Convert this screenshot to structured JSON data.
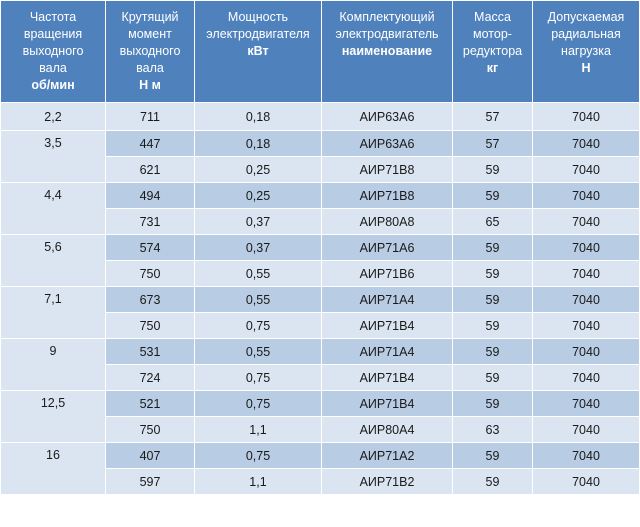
{
  "headers": [
    {
      "lines": [
        "Частота",
        "вращения",
        "выходного",
        "вала"
      ],
      "unit": "об/мин"
    },
    {
      "lines": [
        "Крутящий",
        "момент",
        "выходного",
        "вала"
      ],
      "unit": "Н м"
    },
    {
      "lines": [
        "Мощность",
        "электродвигателя"
      ],
      "unit": "кВт"
    },
    {
      "lines": [
        "Комплектующий",
        "электродвигатель"
      ],
      "unit": "наименование"
    },
    {
      "lines": [
        "Масса",
        "мотор-",
        "редуктора"
      ],
      "unit": "кг"
    },
    {
      "lines": [
        "Допускаемая",
        "радиальная",
        "нагрузка"
      ],
      "unit": "Н"
    }
  ],
  "groups": [
    {
      "speed": "2,2",
      "rows": [
        {
          "torque": "711",
          "power": "0,18",
          "motor": "АИР63А6",
          "mass": "57",
          "load": "7040"
        }
      ]
    },
    {
      "speed": "3,5",
      "rows": [
        {
          "torque": "447",
          "power": "0,18",
          "motor": "АИР63А6",
          "mass": "57",
          "load": "7040"
        },
        {
          "torque": "621",
          "power": "0,25",
          "motor": "АИР71В8",
          "mass": "59",
          "load": "7040"
        }
      ]
    },
    {
      "speed": "4,4",
      "rows": [
        {
          "torque": "494",
          "power": "0,25",
          "motor": "АИР71В8",
          "mass": "59",
          "load": "7040"
        },
        {
          "torque": "731",
          "power": "0,37",
          "motor": "АИР80А8",
          "mass": "65",
          "load": "7040"
        }
      ]
    },
    {
      "speed": "5,6",
      "rows": [
        {
          "torque": "574",
          "power": "0,37",
          "motor": "АИР71А6",
          "mass": "59",
          "load": "7040"
        },
        {
          "torque": "750",
          "power": "0,55",
          "motor": "АИР71В6",
          "mass": "59",
          "load": "7040"
        }
      ]
    },
    {
      "speed": "7,1",
      "rows": [
        {
          "torque": "673",
          "power": "0,55",
          "motor": "АИР71А4",
          "mass": "59",
          "load": "7040"
        },
        {
          "torque": "750",
          "power": "0,75",
          "motor": "АИР71В4",
          "mass": "59",
          "load": "7040"
        }
      ]
    },
    {
      "speed": "9",
      "rows": [
        {
          "torque": "531",
          "power": "0,55",
          "motor": "АИР71А4",
          "mass": "59",
          "load": "7040"
        },
        {
          "torque": "724",
          "power": "0,75",
          "motor": "АИР71В4",
          "mass": "59",
          "load": "7040"
        }
      ]
    },
    {
      "speed": "12,5",
      "rows": [
        {
          "torque": "521",
          "power": "0,75",
          "motor": "АИР71В4",
          "mass": "59",
          "load": "7040"
        },
        {
          "torque": "750",
          "power": "1,1",
          "motor": "АИР80А4",
          "mass": "63",
          "load": "7040"
        }
      ]
    },
    {
      "speed": "16",
      "rows": [
        {
          "torque": "407",
          "power": "0,75",
          "motor": "АИР71А2",
          "mass": "59",
          "load": "7040"
        },
        {
          "torque": "597",
          "power": "1,1",
          "motor": "АИР71В2",
          "mass": "59",
          "load": "7040"
        }
      ]
    }
  ]
}
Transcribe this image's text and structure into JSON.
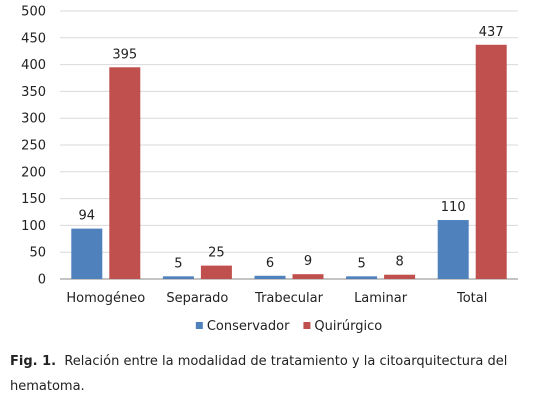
{
  "chart_data": {
    "type": "bar",
    "categories": [
      "Homogéneo",
      "Separado",
      "Trabecular",
      "Laminar",
      "Total"
    ],
    "series": [
      {
        "name": "Conservador",
        "values": [
          94,
          5,
          6,
          5,
          110
        ],
        "color": "#4f81bd"
      },
      {
        "name": "Quirúrgico",
        "values": [
          395,
          25,
          9,
          8,
          437
        ],
        "color": "#c0504d"
      }
    ],
    "ylim": [
      0,
      500
    ],
    "yticks": [
      0,
      50,
      100,
      150,
      200,
      250,
      300,
      350,
      400,
      450,
      500
    ],
    "grid": true,
    "legend": "bottom",
    "data_labels": true
  },
  "caption": {
    "lead": "Fig. 1.",
    "text": "Relación entre la modalidad de tratamiento y la citoarquitectura del hematoma."
  }
}
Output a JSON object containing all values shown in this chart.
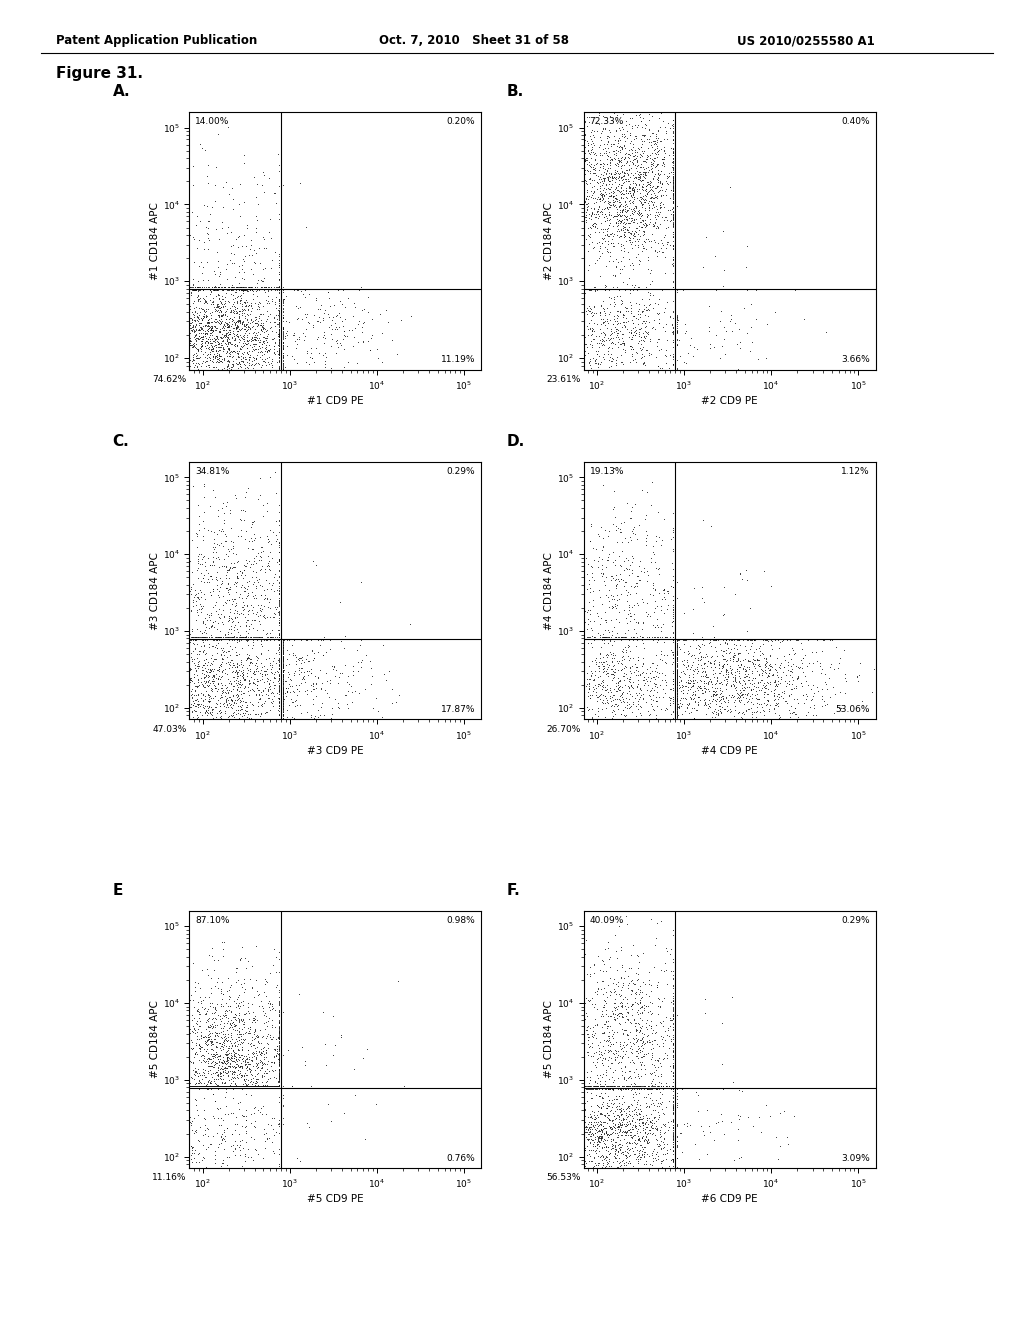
{
  "header_left": "Patent Application Publication",
  "header_mid": "Oct. 7, 2010   Sheet 31 of 58",
  "header_right": "US 2010/0255580 A1",
  "figure_label": "Figure 31.",
  "panels": [
    {
      "label": "A.",
      "xlabel": "#1 CD9 PE",
      "ylabel": "#1 CD184 APC",
      "quadrant_labels": [
        "14.00%",
        "0.20%",
        "74.62%",
        "11.19%"
      ],
      "seed": 42,
      "cluster_ul": [
        2.3,
        3.2,
        0.5,
        0.7
      ],
      "cluster_ll": [
        2.2,
        2.3,
        0.45,
        0.35
      ],
      "cluster_lr": [
        3.2,
        2.3,
        0.5,
        0.35
      ]
    },
    {
      "label": "B.",
      "xlabel": "#2 CD9 PE",
      "ylabel": "#2 CD184 APC",
      "quadrant_labels": [
        "72.33%",
        "0.40%",
        "23.61%",
        "3.66%"
      ],
      "seed": 43,
      "cluster_ul": [
        2.3,
        4.2,
        0.4,
        0.5
      ],
      "cluster_ll": [
        2.2,
        2.3,
        0.4,
        0.3
      ],
      "cluster_lr": [
        3.2,
        2.3,
        0.5,
        0.35
      ]
    },
    {
      "label": "C.",
      "xlabel": "#3 CD9 PE",
      "ylabel": "#3 CD184 APC",
      "quadrant_labels": [
        "34.81%",
        "0.29%",
        "47.03%",
        "17.87%"
      ],
      "seed": 44,
      "cluster_ul": [
        2.3,
        3.5,
        0.45,
        0.6
      ],
      "cluster_ll": [
        2.2,
        2.3,
        0.45,
        0.35
      ],
      "cluster_lr": [
        3.0,
        2.3,
        0.5,
        0.35
      ]
    },
    {
      "label": "D.",
      "xlabel": "#4 CD9 PE",
      "ylabel": "#4 CD184 APC",
      "quadrant_labels": [
        "19.13%",
        "1.12%",
        "26.70%",
        "53.06%"
      ],
      "seed": 45,
      "cluster_ul": [
        2.3,
        3.5,
        0.4,
        0.6
      ],
      "cluster_ll": [
        2.2,
        2.3,
        0.4,
        0.3
      ],
      "cluster_lr": [
        3.5,
        2.3,
        0.6,
        0.35
      ]
    },
    {
      "label": "E",
      "xlabel": "#5 CD9 PE",
      "ylabel": "#5 CD184 APC",
      "quadrant_labels": [
        "87.10%",
        "0.98%",
        "11.16%",
        "0.76%"
      ],
      "seed": 46,
      "cluster_ul": [
        2.3,
        3.1,
        0.4,
        0.6
      ],
      "cluster_ll": [
        2.2,
        2.3,
        0.4,
        0.3
      ],
      "cluster_lr": [
        3.2,
        2.3,
        0.5,
        0.35
      ]
    },
    {
      "label": "F.",
      "xlabel": "#6 CD9 PE",
      "ylabel": "#5 CD184 APC",
      "quadrant_labels": [
        "40.09%",
        "0.29%",
        "56.53%",
        "3.09%"
      ],
      "seed": 47,
      "cluster_ul": [
        2.3,
        3.5,
        0.4,
        0.6
      ],
      "cluster_ll": [
        2.2,
        2.3,
        0.45,
        0.35
      ],
      "cluster_lr": [
        3.2,
        2.3,
        0.5,
        0.35
      ]
    }
  ],
  "xlog_range": [
    1.85,
    5.2
  ],
  "ylog_range": [
    1.85,
    5.2
  ],
  "gate_x": 2.9,
  "gate_y": 2.9,
  "n_points": 2500,
  "dot_size": 0.5,
  "dot_color": "#111111",
  "dot_alpha": 0.7,
  "background_color": "#ffffff",
  "header_fontsize": 8.5,
  "figure_label_fontsize": 11,
  "panel_label_fontsize": 11,
  "quadrant_label_fontsize": 6.5,
  "axis_label_fontsize": 7.5,
  "tick_fontsize": 6.5
}
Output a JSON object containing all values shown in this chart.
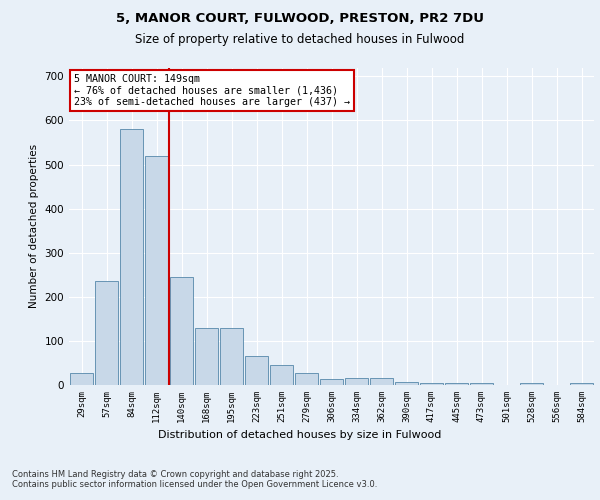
{
  "title_line1": "5, MANOR COURT, FULWOOD, PRESTON, PR2 7DU",
  "title_line2": "Size of property relative to detached houses in Fulwood",
  "xlabel": "Distribution of detached houses by size in Fulwood",
  "ylabel": "Number of detached properties",
  "categories": [
    "29sqm",
    "57sqm",
    "84sqm",
    "112sqm",
    "140sqm",
    "168sqm",
    "195sqm",
    "223sqm",
    "251sqm",
    "279sqm",
    "306sqm",
    "334sqm",
    "362sqm",
    "390sqm",
    "417sqm",
    "445sqm",
    "473sqm",
    "501sqm",
    "528sqm",
    "556sqm",
    "584sqm"
  ],
  "values": [
    28,
    235,
    580,
    520,
    245,
    130,
    130,
    65,
    45,
    27,
    13,
    15,
    15,
    7,
    5,
    5,
    5,
    0,
    5,
    0,
    5
  ],
  "bar_color": "#c8d8e8",
  "bar_edge_color": "#5588aa",
  "vline_x_idx": 4,
  "vline_color": "#cc0000",
  "annotation_text": "5 MANOR COURT: 149sqm\n← 76% of detached houses are smaller (1,436)\n23% of semi-detached houses are larger (437) →",
  "annotation_box_color": "#cc0000",
  "ylim": [
    0,
    720
  ],
  "yticks": [
    0,
    100,
    200,
    300,
    400,
    500,
    600,
    700
  ],
  "background_color": "#e8f0f8",
  "grid_color": "#ffffff",
  "footnote": "Contains HM Land Registry data © Crown copyright and database right 2025.\nContains public sector information licensed under the Open Government Licence v3.0."
}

§ **Your objective**:
Copy out the lines in which the string "xlabel" appears.

§ **Output of the exercise**:
      "xlabel": "#1 CD9 PE",
      "xlabel": "#2 CD9 PE",
      "xlabel": "#3 CD9 PE",
      "xlabel": "#4 CD9 PE",
      "xlabel": "#5 CD9 PE",
      "xlabel": "#6 CD9 PE",
  "xlabel": "Distribution of detached houses by size in Fulwood",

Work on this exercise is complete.